### Aim of the exercise
Copy the lines below verbatim.

### Material for this task
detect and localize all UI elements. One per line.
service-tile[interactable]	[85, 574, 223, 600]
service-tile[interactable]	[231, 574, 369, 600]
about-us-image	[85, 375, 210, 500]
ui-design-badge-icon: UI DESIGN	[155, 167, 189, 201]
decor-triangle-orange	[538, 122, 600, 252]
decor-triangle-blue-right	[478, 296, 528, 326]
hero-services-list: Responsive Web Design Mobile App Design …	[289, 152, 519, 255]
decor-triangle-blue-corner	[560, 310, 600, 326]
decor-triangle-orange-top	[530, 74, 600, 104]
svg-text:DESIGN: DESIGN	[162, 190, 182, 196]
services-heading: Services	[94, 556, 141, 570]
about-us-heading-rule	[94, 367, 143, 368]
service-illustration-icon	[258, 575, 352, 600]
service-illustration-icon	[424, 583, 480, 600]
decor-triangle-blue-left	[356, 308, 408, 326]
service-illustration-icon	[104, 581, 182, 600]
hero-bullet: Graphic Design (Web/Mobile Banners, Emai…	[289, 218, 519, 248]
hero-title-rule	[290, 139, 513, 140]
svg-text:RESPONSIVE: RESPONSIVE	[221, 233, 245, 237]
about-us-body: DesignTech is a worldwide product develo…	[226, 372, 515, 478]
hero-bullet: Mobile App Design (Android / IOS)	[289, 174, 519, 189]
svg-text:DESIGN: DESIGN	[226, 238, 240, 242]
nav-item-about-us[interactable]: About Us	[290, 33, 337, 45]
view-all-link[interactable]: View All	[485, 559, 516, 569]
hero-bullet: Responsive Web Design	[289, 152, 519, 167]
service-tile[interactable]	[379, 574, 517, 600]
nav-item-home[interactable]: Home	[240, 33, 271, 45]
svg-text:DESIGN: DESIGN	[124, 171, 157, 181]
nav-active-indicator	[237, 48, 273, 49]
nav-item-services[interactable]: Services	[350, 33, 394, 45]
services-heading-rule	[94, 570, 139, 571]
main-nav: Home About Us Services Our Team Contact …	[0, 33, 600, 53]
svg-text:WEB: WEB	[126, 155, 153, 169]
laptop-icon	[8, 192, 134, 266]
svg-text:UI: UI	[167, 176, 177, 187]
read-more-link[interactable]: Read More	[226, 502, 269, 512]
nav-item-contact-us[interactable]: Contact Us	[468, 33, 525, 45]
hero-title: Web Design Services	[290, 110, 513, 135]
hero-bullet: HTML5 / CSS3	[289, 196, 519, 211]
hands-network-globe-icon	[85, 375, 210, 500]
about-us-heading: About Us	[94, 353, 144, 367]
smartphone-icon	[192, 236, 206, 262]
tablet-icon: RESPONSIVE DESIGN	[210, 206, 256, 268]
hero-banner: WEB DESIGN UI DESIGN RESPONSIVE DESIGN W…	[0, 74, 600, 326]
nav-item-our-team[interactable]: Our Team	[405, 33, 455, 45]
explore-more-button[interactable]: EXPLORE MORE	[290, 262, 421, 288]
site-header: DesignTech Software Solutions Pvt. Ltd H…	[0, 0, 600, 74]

### Exercise answer
detect and localize all UI elements. One per line.
service-tile[interactable]	[85, 574, 223, 600]
service-tile[interactable]	[231, 574, 369, 600]
about-us-image	[85, 375, 210, 500]
ui-design-badge-icon: UI DESIGN	[155, 167, 189, 201]
decor-triangle-orange	[538, 122, 600, 252]
decor-triangle-blue-right	[478, 296, 528, 326]
hero-services-list: Responsive Web Design Mobile App Design …	[289, 152, 519, 255]
decor-triangle-blue-corner	[560, 310, 600, 326]
decor-triangle-orange-top	[530, 74, 600, 104]
svg-text:DESIGN: DESIGN	[162, 190, 182, 196]
services-heading: Services	[94, 556, 141, 570]
about-us-heading-rule	[94, 367, 143, 368]
service-illustration-icon	[258, 575, 352, 600]
service-illustration-icon	[424, 583, 480, 600]
decor-triangle-blue-left	[356, 308, 408, 326]
service-illustration-icon	[104, 581, 182, 600]
hero-bullet: Graphic Design (Web/Mobile Banners, Emai…	[289, 218, 519, 248]
hero-title-rule	[290, 139, 513, 140]
svg-text:RESPONSIVE: RESPONSIVE	[221, 233, 245, 237]
about-us-body: DesignTech is a worldwide product develo…	[226, 372, 515, 478]
hero-bullet: Mobile App Design (Android / IOS)	[289, 174, 519, 189]
svg-text:DESIGN: DESIGN	[226, 238, 240, 242]
nav-item-about-us[interactable]: About Us	[290, 33, 337, 45]
view-all-link[interactable]: View All	[485, 559, 516, 569]
hero-bullet: Responsive Web Design	[289, 152, 519, 167]
service-tile[interactable]	[379, 574, 517, 600]
nav-item-home[interactable]: Home	[240, 33, 271, 45]
svg-text:DESIGN: DESIGN	[124, 171, 157, 181]
nav-active-indicator	[237, 48, 273, 49]
nav-item-services[interactable]: Services	[350, 33, 394, 45]
services-heading-rule	[94, 570, 139, 571]
main-nav: Home About Us Services Our Team Contact …	[0, 33, 600, 53]
svg-text:WEB: WEB	[126, 155, 153, 169]
laptop-icon	[8, 192, 134, 266]
svg-text:UI: UI	[167, 176, 177, 187]
read-more-link[interactable]: Read More	[226, 502, 269, 512]
nav-item-contact-us[interactable]: Contact Us	[468, 33, 525, 45]
hero-title: Web Design Services	[290, 110, 513, 135]
hero-bullet: HTML5 / CSS3	[289, 196, 519, 211]
hands-network-globe-icon	[85, 375, 210, 500]
about-us-heading: About Us	[94, 353, 144, 367]
smartphone-icon	[192, 236, 206, 262]
tablet-icon: RESPONSIVE DESIGN	[210, 206, 256, 268]
hero-banner: WEB DESIGN UI DESIGN RESPONSIVE DESIGN W…	[0, 74, 600, 326]
nav-item-our-team[interactable]: Our Team	[405, 33, 455, 45]
explore-more-button[interactable]: EXPLORE MORE	[290, 262, 421, 288]
site-header: DesignTech Software Solutions Pvt. Ltd H…	[0, 0, 600, 74]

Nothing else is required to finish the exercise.